» **EXERCISE**
Leaving the pictures aside, transcribe every line below exactly.

** BEGIN DATA FOR PROCESSING **

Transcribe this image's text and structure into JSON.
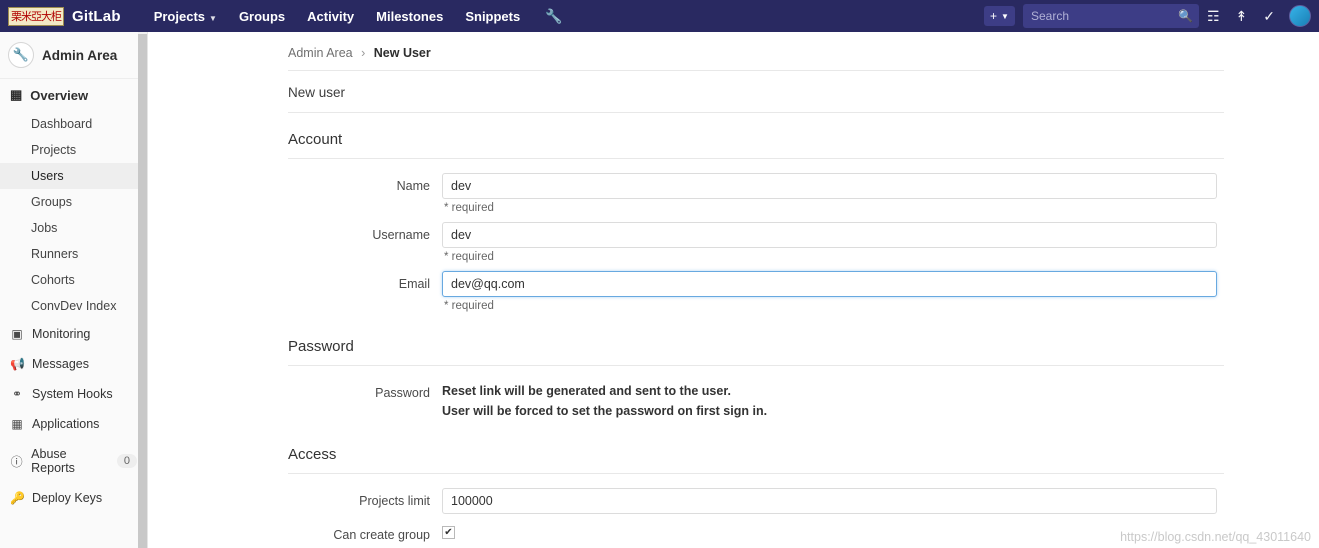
{
  "navbar": {
    "logo_text": "栗米亞大柜",
    "brand": "GitLab",
    "links": [
      {
        "label": "Projects",
        "caret": true
      },
      {
        "label": "Groups",
        "caret": false
      },
      {
        "label": "Activity",
        "caret": false
      },
      {
        "label": "Milestones",
        "caret": false
      },
      {
        "label": "Snippets",
        "caret": false
      }
    ],
    "wrench_icon": "wrench-icon",
    "plus_label": "+",
    "search_placeholder": "Search",
    "icons": [
      "issues-icon",
      "merge-requests-icon",
      "todos-icon"
    ]
  },
  "sidebar": {
    "header_title": "Admin Area",
    "header_icon": "wrench-icon",
    "overview": {
      "label": "Overview",
      "icon": "grid-icon",
      "items": [
        {
          "label": "Dashboard",
          "active": false
        },
        {
          "label": "Projects",
          "active": false
        },
        {
          "label": "Users",
          "active": true
        },
        {
          "label": "Groups",
          "active": false
        },
        {
          "label": "Jobs",
          "active": false
        },
        {
          "label": "Runners",
          "active": false
        },
        {
          "label": "Cohorts",
          "active": false
        },
        {
          "label": "ConvDev Index",
          "active": false
        }
      ]
    },
    "rows": [
      {
        "label": "Monitoring",
        "icon": "monitor-icon",
        "badge": ""
      },
      {
        "label": "Messages",
        "icon": "megaphone-icon",
        "badge": ""
      },
      {
        "label": "System Hooks",
        "icon": "hook-icon",
        "badge": ""
      },
      {
        "label": "Applications",
        "icon": "apps-icon",
        "badge": ""
      },
      {
        "label": "Abuse Reports",
        "icon": "flag-icon",
        "badge": "0"
      },
      {
        "label": "Deploy Keys",
        "icon": "key-icon",
        "badge": ""
      }
    ]
  },
  "main": {
    "breadcrumb": {
      "root": "Admin Area",
      "separator": "›",
      "current": "New User"
    },
    "page_title": "New user",
    "sections": {
      "account": {
        "title": "Account",
        "name": {
          "label": "Name",
          "value": "dev",
          "hint": "* required"
        },
        "username": {
          "label": "Username",
          "value": "dev",
          "hint": "* required"
        },
        "email": {
          "label": "Email",
          "value": "dev@qq.com",
          "hint": "* required"
        }
      },
      "password": {
        "title": "Password",
        "label": "Password",
        "line1": "Reset link will be generated and sent to the user.",
        "line2": "User will be forced to set the password on first sign in."
      },
      "access": {
        "title": "Access",
        "projects_limit": {
          "label": "Projects limit",
          "value": "100000"
        },
        "can_create_group": {
          "label": "Can create group",
          "checked": true
        }
      }
    },
    "watermark": "https://blog.csdn.net/qq_43011640"
  }
}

** END DATA FOR PROCESSING **

» **ANSWER TO THIS TASK**
Transcribe this image's text and structure into JSON.
{
  "navbar": {
    "logo_text": "栗米亞大柜",
    "brand": "GitLab",
    "links": [
      {
        "label": "Projects",
        "caret": true
      },
      {
        "label": "Groups",
        "caret": false
      },
      {
        "label": "Activity",
        "caret": false
      },
      {
        "label": "Milestones",
        "caret": false
      },
      {
        "label": "Snippets",
        "caret": false
      }
    ],
    "wrench_icon": "wrench-icon",
    "plus_label": "+",
    "search_placeholder": "Search",
    "icons": [
      "issues-icon",
      "merge-requests-icon",
      "todos-icon"
    ]
  },
  "sidebar": {
    "header_title": "Admin Area",
    "header_icon": "wrench-icon",
    "overview": {
      "label": "Overview",
      "icon": "grid-icon",
      "items": [
        {
          "label": "Dashboard",
          "active": false
        },
        {
          "label": "Projects",
          "active": false
        },
        {
          "label": "Users",
          "active": true
        },
        {
          "label": "Groups",
          "active": false
        },
        {
          "label": "Jobs",
          "active": false
        },
        {
          "label": "Runners",
          "active": false
        },
        {
          "label": "Cohorts",
          "active": false
        },
        {
          "label": "ConvDev Index",
          "active": false
        }
      ]
    },
    "rows": [
      {
        "label": "Monitoring",
        "icon": "monitor-icon",
        "badge": ""
      },
      {
        "label": "Messages",
        "icon": "megaphone-icon",
        "badge": ""
      },
      {
        "label": "System Hooks",
        "icon": "hook-icon",
        "badge": ""
      },
      {
        "label": "Applications",
        "icon": "apps-icon",
        "badge": ""
      },
      {
        "label": "Abuse Reports",
        "icon": "flag-icon",
        "badge": "0"
      },
      {
        "label": "Deploy Keys",
        "icon": "key-icon",
        "badge": ""
      }
    ]
  },
  "main": {
    "breadcrumb": {
      "root": "Admin Area",
      "separator": "›",
      "current": "New User"
    },
    "page_title": "New user",
    "sections": {
      "account": {
        "title": "Account",
        "name": {
          "label": "Name",
          "value": "dev",
          "hint": "* required"
        },
        "username": {
          "label": "Username",
          "value": "dev",
          "hint": "* required"
        },
        "email": {
          "label": "Email",
          "value": "dev@qq.com",
          "hint": "* required"
        }
      },
      "password": {
        "title": "Password",
        "label": "Password",
        "line1": "Reset link will be generated and sent to the user.",
        "line2": "User will be forced to set the password on first sign in."
      },
      "access": {
        "title": "Access",
        "projects_limit": {
          "label": "Projects limit",
          "value": "100000"
        },
        "can_create_group": {
          "label": "Can create group",
          "checked": true
        }
      }
    },
    "watermark": "https://blog.csdn.net/qq_43011640"
  }
}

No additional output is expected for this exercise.